__EXERCISE DIRECTIONS__
Each line containing the word "data" should be found and copied.

*** GIVEN ENTRIES

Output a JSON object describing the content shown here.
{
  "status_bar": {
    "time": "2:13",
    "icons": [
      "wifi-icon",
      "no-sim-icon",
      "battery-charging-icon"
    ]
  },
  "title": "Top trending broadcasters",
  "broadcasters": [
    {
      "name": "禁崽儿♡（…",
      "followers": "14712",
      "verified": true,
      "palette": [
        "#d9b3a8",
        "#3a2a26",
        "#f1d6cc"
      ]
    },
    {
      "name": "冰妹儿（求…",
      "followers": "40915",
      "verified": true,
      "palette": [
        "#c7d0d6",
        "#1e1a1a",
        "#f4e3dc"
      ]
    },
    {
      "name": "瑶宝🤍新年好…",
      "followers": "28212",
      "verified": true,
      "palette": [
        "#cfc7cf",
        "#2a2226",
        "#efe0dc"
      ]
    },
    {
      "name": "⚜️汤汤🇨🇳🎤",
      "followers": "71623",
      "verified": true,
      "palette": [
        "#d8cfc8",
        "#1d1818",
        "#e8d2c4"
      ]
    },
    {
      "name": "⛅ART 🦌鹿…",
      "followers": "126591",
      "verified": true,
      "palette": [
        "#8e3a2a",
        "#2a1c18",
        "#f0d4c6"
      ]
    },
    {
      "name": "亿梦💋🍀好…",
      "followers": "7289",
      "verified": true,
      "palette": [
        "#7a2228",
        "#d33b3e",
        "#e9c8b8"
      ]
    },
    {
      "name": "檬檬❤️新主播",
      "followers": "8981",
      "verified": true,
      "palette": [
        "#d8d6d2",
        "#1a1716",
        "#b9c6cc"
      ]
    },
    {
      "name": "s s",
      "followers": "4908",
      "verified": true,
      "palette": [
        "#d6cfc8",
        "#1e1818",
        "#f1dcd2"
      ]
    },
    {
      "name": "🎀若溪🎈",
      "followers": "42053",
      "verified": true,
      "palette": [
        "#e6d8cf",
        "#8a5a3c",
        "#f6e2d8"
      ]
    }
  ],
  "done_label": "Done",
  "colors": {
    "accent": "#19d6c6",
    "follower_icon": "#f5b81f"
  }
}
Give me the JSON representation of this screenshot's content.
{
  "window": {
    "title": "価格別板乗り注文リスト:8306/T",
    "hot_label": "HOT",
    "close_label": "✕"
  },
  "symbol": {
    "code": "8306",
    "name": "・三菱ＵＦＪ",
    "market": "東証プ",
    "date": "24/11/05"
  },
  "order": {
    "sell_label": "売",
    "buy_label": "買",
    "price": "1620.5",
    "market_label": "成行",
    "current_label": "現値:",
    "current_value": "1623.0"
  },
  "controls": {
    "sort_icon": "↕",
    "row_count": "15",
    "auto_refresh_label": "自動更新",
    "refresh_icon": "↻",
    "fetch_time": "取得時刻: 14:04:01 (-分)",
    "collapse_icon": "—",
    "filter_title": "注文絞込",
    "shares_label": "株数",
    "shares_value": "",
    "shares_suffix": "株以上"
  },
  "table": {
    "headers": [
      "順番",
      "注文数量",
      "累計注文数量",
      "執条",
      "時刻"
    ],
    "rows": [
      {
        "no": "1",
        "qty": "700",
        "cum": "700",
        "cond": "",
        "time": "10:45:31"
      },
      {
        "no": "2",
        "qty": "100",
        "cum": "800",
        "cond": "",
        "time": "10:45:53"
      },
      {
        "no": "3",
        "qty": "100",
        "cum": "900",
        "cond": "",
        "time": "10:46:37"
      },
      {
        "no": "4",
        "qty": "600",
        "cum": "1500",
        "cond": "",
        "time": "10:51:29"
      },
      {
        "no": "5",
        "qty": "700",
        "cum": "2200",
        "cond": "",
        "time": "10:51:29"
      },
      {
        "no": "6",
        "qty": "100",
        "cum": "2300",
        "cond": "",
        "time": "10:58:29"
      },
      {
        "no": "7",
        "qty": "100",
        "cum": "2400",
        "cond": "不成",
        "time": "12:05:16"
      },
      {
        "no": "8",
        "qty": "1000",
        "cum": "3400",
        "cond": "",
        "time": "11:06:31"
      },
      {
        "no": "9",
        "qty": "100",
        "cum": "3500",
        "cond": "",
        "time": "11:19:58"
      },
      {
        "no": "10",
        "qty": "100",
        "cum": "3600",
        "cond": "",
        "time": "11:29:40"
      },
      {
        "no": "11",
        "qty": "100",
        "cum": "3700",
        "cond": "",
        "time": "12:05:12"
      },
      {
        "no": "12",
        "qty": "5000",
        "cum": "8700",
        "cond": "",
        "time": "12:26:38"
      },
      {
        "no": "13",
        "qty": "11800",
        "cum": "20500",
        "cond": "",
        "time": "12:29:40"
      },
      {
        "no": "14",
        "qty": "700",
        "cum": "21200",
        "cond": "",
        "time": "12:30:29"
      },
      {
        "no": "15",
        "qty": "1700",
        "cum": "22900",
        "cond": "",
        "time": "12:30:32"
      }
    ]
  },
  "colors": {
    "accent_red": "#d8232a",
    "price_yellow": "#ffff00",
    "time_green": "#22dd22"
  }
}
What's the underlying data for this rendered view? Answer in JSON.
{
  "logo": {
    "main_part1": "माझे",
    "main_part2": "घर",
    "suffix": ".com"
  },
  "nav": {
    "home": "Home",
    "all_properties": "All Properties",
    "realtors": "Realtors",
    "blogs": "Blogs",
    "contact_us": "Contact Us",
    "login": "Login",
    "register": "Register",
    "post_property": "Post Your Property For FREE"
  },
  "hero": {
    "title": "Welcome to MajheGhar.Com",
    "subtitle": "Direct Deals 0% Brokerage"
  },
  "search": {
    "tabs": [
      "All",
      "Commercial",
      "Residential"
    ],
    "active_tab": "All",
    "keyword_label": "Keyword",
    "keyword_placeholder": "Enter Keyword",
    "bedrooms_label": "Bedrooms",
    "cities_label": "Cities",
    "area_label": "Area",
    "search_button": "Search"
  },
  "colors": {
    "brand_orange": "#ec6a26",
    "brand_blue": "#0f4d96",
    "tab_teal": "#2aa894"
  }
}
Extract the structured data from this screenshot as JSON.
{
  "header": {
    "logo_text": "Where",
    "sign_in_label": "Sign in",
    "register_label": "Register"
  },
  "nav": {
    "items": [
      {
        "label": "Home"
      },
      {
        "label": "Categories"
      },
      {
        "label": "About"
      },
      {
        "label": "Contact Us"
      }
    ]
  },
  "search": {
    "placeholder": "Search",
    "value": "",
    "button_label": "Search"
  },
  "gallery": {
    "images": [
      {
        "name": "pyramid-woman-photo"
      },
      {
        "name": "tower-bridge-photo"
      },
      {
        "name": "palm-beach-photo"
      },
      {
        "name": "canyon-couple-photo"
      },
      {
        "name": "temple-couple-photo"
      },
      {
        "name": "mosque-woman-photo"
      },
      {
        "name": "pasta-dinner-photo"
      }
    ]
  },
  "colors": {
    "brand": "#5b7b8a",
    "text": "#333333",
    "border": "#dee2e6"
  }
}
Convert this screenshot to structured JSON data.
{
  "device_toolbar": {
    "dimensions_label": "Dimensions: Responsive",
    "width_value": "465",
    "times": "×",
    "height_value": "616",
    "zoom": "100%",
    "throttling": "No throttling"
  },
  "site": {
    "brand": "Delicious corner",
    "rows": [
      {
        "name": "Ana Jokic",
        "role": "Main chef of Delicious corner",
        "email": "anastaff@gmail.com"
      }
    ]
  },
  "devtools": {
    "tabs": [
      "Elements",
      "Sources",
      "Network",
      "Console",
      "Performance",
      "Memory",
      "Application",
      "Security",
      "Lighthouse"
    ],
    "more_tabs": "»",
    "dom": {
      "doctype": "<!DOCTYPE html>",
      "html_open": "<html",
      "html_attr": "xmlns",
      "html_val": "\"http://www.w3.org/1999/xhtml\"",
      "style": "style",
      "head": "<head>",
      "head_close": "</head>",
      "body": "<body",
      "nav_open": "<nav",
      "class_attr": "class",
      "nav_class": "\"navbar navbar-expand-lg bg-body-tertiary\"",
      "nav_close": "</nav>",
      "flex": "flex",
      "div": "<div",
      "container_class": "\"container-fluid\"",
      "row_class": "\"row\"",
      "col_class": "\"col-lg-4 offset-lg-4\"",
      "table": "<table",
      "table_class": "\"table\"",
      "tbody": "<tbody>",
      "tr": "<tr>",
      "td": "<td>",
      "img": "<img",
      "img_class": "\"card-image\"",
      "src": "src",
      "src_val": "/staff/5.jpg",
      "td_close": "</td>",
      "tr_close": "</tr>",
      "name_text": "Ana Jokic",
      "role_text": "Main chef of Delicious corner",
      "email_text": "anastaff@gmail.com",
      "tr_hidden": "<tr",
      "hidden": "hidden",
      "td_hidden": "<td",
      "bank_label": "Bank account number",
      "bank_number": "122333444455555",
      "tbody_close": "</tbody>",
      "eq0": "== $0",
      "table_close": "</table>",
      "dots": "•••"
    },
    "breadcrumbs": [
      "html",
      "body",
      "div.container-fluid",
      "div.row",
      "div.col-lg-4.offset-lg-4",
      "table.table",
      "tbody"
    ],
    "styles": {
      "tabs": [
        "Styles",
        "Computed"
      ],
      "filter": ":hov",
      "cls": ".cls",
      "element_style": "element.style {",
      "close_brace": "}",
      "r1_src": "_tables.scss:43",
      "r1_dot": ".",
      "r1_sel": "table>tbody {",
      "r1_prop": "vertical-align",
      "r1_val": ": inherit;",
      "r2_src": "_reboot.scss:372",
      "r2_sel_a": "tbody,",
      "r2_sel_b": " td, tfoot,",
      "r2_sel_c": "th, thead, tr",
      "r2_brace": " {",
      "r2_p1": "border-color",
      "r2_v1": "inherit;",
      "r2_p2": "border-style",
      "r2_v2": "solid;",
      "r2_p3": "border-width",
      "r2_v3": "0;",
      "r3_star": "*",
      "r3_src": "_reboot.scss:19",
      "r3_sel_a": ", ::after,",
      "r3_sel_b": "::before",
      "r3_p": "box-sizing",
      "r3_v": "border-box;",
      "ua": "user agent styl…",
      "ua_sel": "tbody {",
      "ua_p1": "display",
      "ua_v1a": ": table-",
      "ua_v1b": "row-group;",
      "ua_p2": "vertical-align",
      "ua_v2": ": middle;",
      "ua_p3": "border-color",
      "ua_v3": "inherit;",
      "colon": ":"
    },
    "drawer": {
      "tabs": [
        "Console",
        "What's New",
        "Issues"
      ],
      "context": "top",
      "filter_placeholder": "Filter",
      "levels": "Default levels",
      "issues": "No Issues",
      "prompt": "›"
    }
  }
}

******

__EXERCISE RESPONSE__
What's the underlying data for this rendered view? Answer in JSON.
Extract the structured data from this screenshot as JSON.
Convert this screenshot to structured JSON data.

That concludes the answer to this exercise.